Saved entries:
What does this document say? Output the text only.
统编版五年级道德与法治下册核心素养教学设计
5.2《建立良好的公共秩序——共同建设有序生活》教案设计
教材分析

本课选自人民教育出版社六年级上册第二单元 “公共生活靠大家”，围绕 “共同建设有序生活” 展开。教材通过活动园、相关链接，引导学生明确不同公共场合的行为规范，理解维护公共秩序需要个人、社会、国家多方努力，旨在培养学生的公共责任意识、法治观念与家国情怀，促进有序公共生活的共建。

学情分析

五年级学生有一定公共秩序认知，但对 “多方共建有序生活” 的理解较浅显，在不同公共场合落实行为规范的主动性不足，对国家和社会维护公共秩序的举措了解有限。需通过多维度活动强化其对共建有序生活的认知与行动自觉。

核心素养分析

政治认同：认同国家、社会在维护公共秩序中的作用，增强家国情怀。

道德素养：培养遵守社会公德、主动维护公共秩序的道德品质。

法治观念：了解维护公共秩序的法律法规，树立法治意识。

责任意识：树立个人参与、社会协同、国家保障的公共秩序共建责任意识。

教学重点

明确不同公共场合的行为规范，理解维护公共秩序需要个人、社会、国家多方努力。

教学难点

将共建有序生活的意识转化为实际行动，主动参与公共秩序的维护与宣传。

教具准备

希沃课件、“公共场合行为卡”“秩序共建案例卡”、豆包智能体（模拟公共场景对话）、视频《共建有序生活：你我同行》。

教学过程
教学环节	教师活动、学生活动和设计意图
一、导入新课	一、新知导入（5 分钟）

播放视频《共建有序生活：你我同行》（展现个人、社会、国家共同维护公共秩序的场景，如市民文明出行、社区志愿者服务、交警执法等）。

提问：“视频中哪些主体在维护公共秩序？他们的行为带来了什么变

Written instruction >> Check each line above for the string "你我同行" and show the ones that have it.

Written solution >>
希沃课件、“公共场合行为卡”“秩序共建案例卡”、豆包智能体（模拟公共场景对话）、视频《共建有序生活：你我同行》。
播放视频《共建有序生活：你我同行》（展现个人、社会、国家共同维护公共秩序的场景，如市民文明出行、社区志愿者服务、交警执法等）。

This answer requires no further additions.